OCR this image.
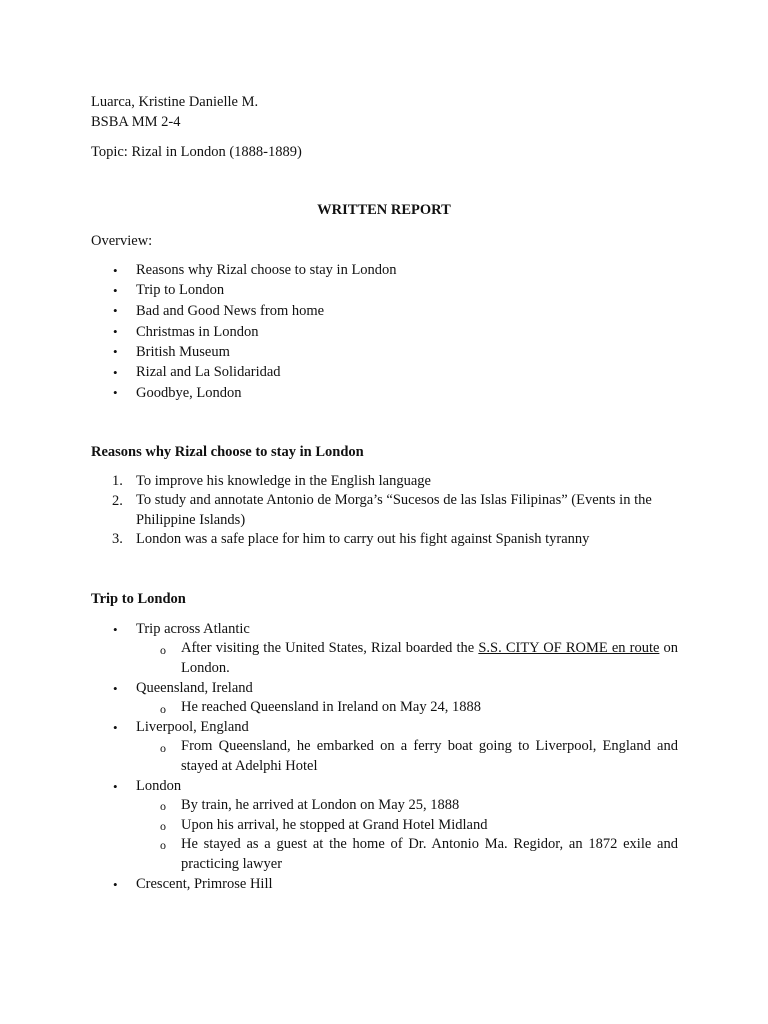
Luarca, Kristine Danielle M.
BSBA MM 2-4
Topic: Rizal in London (1888-1889)
WRITTEN REPORT
Overview:
•	Reasons why Rizal choose to stay in London
•	Trip to London
•	Bad and Good News from home
•	Christmas in London
•	British Museum
•	Rizal and La Solidaridad
•	Goodbye, London
Reasons why Rizal choose to stay in London
1. To improve his knowledge in the English language
2. To study and annotate Antonio de Morga’s “Sucesos de las Islas Filipinas” (Events in the Philippine Islands)
3. London was a safe place for him to carry out his fight against Spanish tyranny
Trip to London
•	Trip across Atlantic
o After visiting the United States, Rizal boarded the S.S. CITY OF ROME en route on London.
•	Queensland, Ireland
o He reached Queensland in Ireland on May 24, 1888
•	Liverpool, England
o From Queensland, he embarked on a ferry boat going to Liverpool, England and stayed at Adelphi Hotel
•	London
o By train, he arrived at London on May 25, 1888
o Upon his arrival, he stopped at Grand Hotel Midland
o He stayed as a guest at the home of Dr. Antonio Ma. Regidor, an 1872 exile and practicing lawyer
•	Crescent, Primrose Hill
───
> [Work to complete]:
Locate each line containing the string "Antonio" and show it.

> [Full response]:
2. To study and annotate Antonio de Morga’s “Sucesos de las Islas Filipinas” (Events in the Philippine Islands)
o He stayed as a guest at the home of Dr. Antonio Ma. Regidor, an 1872 exile and practicing lawyer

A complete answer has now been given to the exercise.